* _PROBLEM DESCRIPTION_: Return the entries below verbatim. Pictures stay out.

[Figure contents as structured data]
____________________

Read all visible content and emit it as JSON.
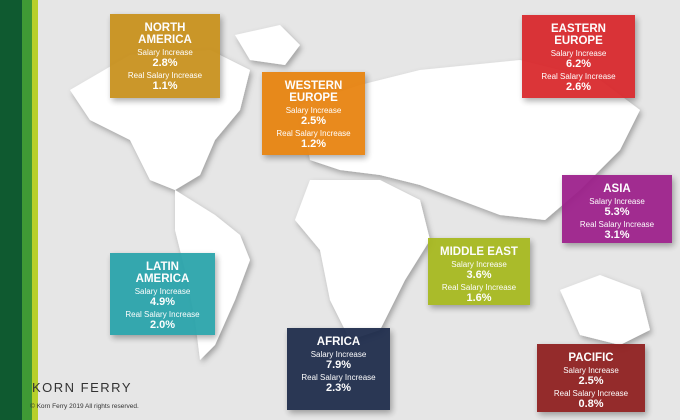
{
  "regions": [
    {
      "name_lines": [
        "NORTH",
        "AMERICA"
      ],
      "salary_label": "Salary Increase",
      "salary": "2.8%",
      "real_label": "Real Salary Increase",
      "real": "1.1%"
    },
    {
      "name_lines": [
        "WESTERN",
        "EUROPE"
      ],
      "salary_label": "Salary Increase",
      "salary": "2.5%",
      "real_label": "Real Salary Increase",
      "real": "1.2%"
    },
    {
      "name_lines": [
        "EASTERN",
        "EUROPE"
      ],
      "salary_label": "Salary Increase",
      "salary": "6.2%",
      "real_label": "Real Salary Increase",
      "real": "2.6%"
    },
    {
      "name_lines": [
        "ASIA"
      ],
      "salary_label": "Salary Increase",
      "salary": "5.3%",
      "real_label": "Real Salary Increase",
      "real": "3.1%"
    },
    {
      "name_lines": [
        "MIDDLE EAST"
      ],
      "salary_label": "Salary Increase",
      "salary": "3.6%",
      "real_label": "Real Salary Increase",
      "real": "1.6%"
    },
    {
      "name_lines": [
        "LATIN",
        "AMERICA"
      ],
      "salary_label": "Salary Increase",
      "salary": "4.9%",
      "real_label": "Real Salary Increase",
      "real": "2.0%"
    },
    {
      "name_lines": [
        "AFRICA"
      ],
      "salary_label": "Salary Increase",
      "salary": "7.9%",
      "real_label": "Real Salary Increase",
      "real": "2.3%"
    },
    {
      "name_lines": [
        "PACIFIC"
      ],
      "salary_label": "Salary Increase",
      "salary": "2.5%",
      "real_label": "Real Salary Increase",
      "real": "0.8%"
    }
  ],
  "footer": {
    "brand": "KORN FERRY",
    "copyright": "© Korn Ferry 2019 All rights reserved."
  }
}
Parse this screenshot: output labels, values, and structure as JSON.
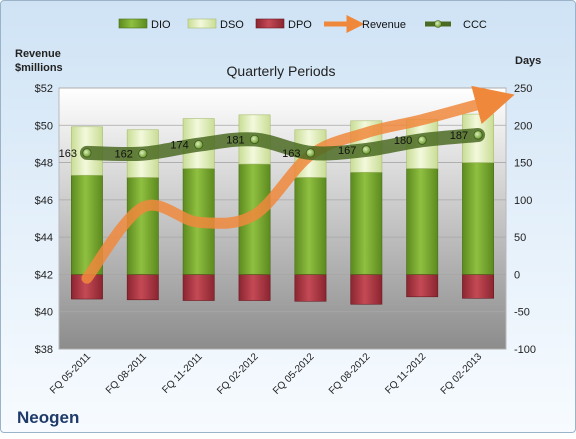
{
  "chart_data": {
    "type": "bar",
    "title": "Quarterly Periods",
    "company": "Neogen",
    "left_axis_label": [
      "Revenue",
      "$millions"
    ],
    "right_axis_label": "Days",
    "left_ticks": [
      "$38",
      "$40",
      "$42",
      "$44",
      "$46",
      "$48",
      "$50",
      "$52"
    ],
    "right_ticks": [
      "-100",
      "-50",
      "0",
      "50",
      "100",
      "150",
      "200",
      "250"
    ],
    "left_ylim": [
      38,
      52
    ],
    "right_ylim": [
      -100,
      250
    ],
    "categories": [
      "FQ 05-2011",
      "FQ 08-2011",
      "FQ 11-2011",
      "FQ 02-2012",
      "FQ 05-2012",
      "FQ 08-2012",
      "FQ 11-2012",
      "FQ 02-2013"
    ],
    "legend_position": "top",
    "grid": true,
    "series": [
      {
        "name": "DIO",
        "type": "stacked-bar",
        "axis": "right",
        "color": "#78a832",
        "values": [
          133,
          130,
          142,
          148,
          130,
          137,
          142,
          150
        ]
      },
      {
        "name": "DSO",
        "type": "stacked-bar",
        "axis": "right",
        "color": "#e4f0c0",
        "values": [
          65,
          64,
          67,
          66,
          64,
          69,
          66,
          65
        ]
      },
      {
        "name": "DPO",
        "type": "stacked-bar",
        "axis": "right",
        "color": "#b73a45",
        "values": [
          -33,
          -34,
          -35,
          -35,
          -36,
          -40,
          -30,
          -32
        ]
      },
      {
        "name": "Revenue",
        "type": "line",
        "axis": "left",
        "color": "#f0883c",
        "values": [
          41.8,
          45.6,
          44.8,
          45.2,
          48.4,
          49.6,
          50.3,
          51.2
        ]
      },
      {
        "name": "CCC",
        "type": "line",
        "axis": "right",
        "color": "#4e7a25",
        "values": [
          163,
          162,
          174,
          181,
          163,
          167,
          180,
          187
        ],
        "labels": [
          "163",
          "162",
          "174",
          "181",
          "163",
          "167",
          "180",
          "187"
        ]
      }
    ]
  }
}
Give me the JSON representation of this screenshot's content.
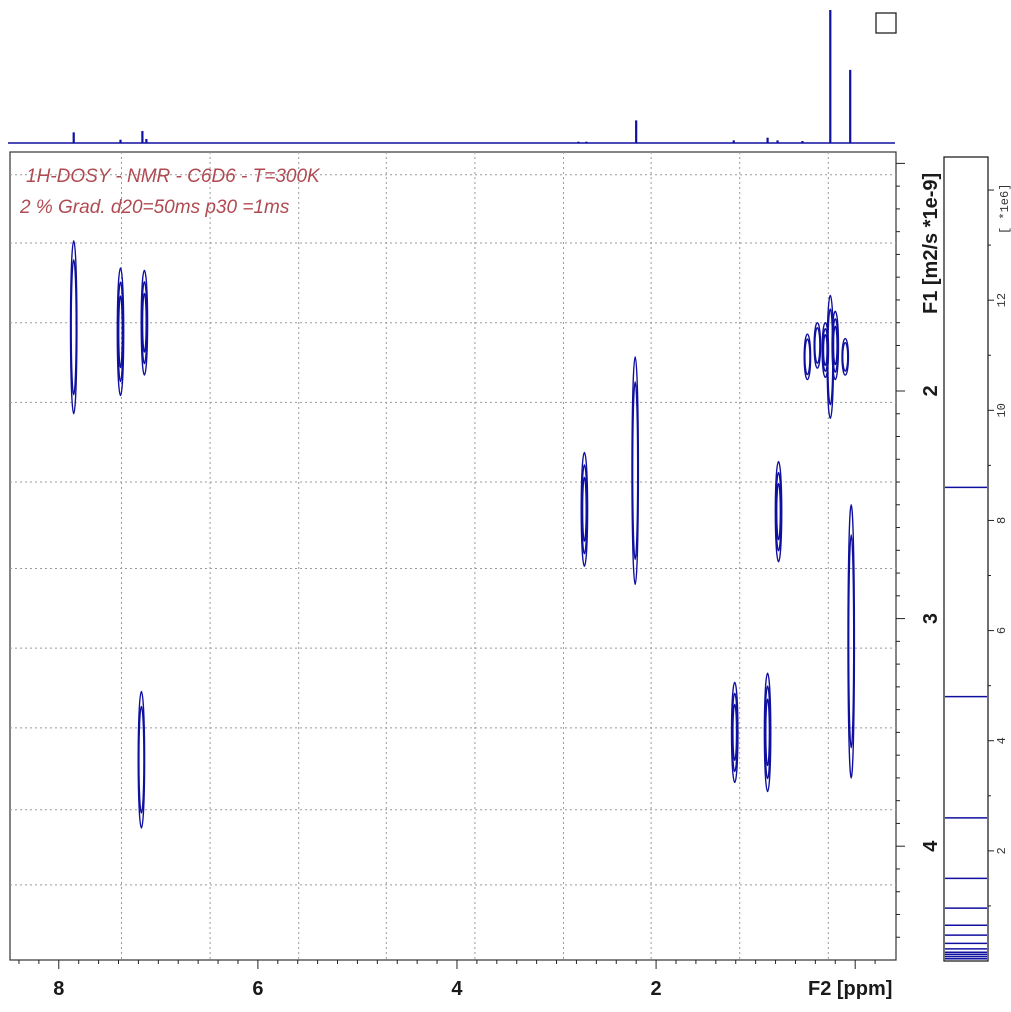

____________________

* _WRITTEN RESPONSE_:
Read all visible content and emit it as JSON.
{
  "regions": [
    {
      "name_lines": [
        "NORTH",
        "AMERICA"
      ],
      "salary_label": "Salary Increase",
      "salary": "2.8%",
      "real_label": "Real Salary Increase",
      "real": "1.1%"
    },
    {
      "name_lines": [
        "WESTERN",
        "EUROPE"
      ],
      "salary_label": "Salary Increase",
      "salary": "2.5%",
      "real_label": "Real Salary Increase",
      "real": "1.2%"
    },
    {
      "name_lines": [
        "EASTERN",
        "EUROPE"
      ],
      "salary_label": "Salary Increase",
      "salary": "6.2%",
      "real_label": "Real Salary Increase",
      "real": "2.6%"
    },
    {
      "name_lines": [
        "ASIA"
      ],
      "salary_label": "Salary Increase",
      "salary": "5.3%",
      "real_label": "Real Salary Increase",
      "real": "3.1%"
    },
    {
      "name_lines": [
        "MIDDLE EAST"
      ],
      "salary_label": "Salary Increase",
      "salary": "3.6%",
      "real_label": "Real Salary Increase",
      "real": "1.6%"
    },
    {
      "name_lines": [
        "LATIN",
        "AMERICA"
      ],
      "salary_label": "Salary Increase",
      "salary": "4.9%",
      "real_label": "Real Salary Increase",
      "real": "2.0%"
    },
    {
      "name_lines": [
        "AFRICA"
      ],
      "salary_label": "Salary Increase",
      "salary": "7.9%",
      "real_label": "Real Salary Increase",
      "real": "2.3%"
    },
    {
      "name_lines": [
        "PACIFIC"
      ],
      "salary_label": "Salary Increase",
      "salary": "2.5%",
      "real_label": "Real Salary Increase",
      "real": "0.8%"
    }
  ],
  "footer": {
    "brand": "KORN FERRY",
    "copyright": "© Korn Ferry 2019 All rights reserved."
  }
}
Parse this screenshot: output labels, values, and structure as JSON.
{
  "chart_data": {
    "type": "bar",
    "title": "Quarterly Periods",
    "company": "Neogen",
    "left_axis_label": [
      "Revenue",
      "$millions"
    ],
    "right_axis_label": "Days",
    "left_ticks": [
      "$38",
      "$40",
      "$42",
      "$44",
      "$46",
      "$48",
      "$50",
      "$52"
    ],
    "right_ticks": [
      "-100",
      "-50",
      "0",
      "50",
      "100",
      "150",
      "200",
      "250"
    ],
    "left_ylim": [
      38,
      52
    ],
    "right_ylim": [
      -100,
      250
    ],
    "categories": [
      "FQ 05-2011",
      "FQ 08-2011",
      "FQ 11-2011",
      "FQ 02-2012",
      "FQ 05-2012",
      "FQ 08-2012",
      "FQ 11-2012",
      "FQ 02-2013"
    ],
    "legend_position": "top",
    "grid": true,
    "series": [
      {
        "name": "DIO",
        "type": "stacked-bar",
        "axis": "right",
        "color": "#78a832",
        "values": [
          133,
          130,
          142,
          148,
          130,
          137,
          142,
          150
        ]
      },
      {
        "name": "DSO",
        "type": "stacked-bar",
        "axis": "right",
        "color": "#e4f0c0",
        "values": [
          65,
          64,
          67,
          66,
          64,
          69,
          66,
          65
        ]
      },
      {
        "name": "DPO",
        "type": "stacked-bar",
        "axis": "right",
        "color": "#b73a45",
        "values": [
          -33,
          -34,
          -35,
          -35,
          -36,
          -40,
          -30,
          -32
        ]
      },
      {
        "name": "Revenue",
        "type": "line",
        "axis": "left",
        "color": "#f0883c",
        "values": [
          41.8,
          45.6,
          44.8,
          45.2,
          48.4,
          49.6,
          50.3,
          51.2
        ]
      },
      {
        "name": "CCC",
        "type": "line",
        "axis": "right",
        "color": "#4e7a25",
        "values": [
          163,
          162,
          174,
          181,
          163,
          167,
          180,
          187
        ],
        "labels": [
          "163",
          "162",
          "174",
          "181",
          "163",
          "167",
          "180",
          "187"
        ]
      }
    ]
  }
}
Give me the JSON representation of this screenshot's content.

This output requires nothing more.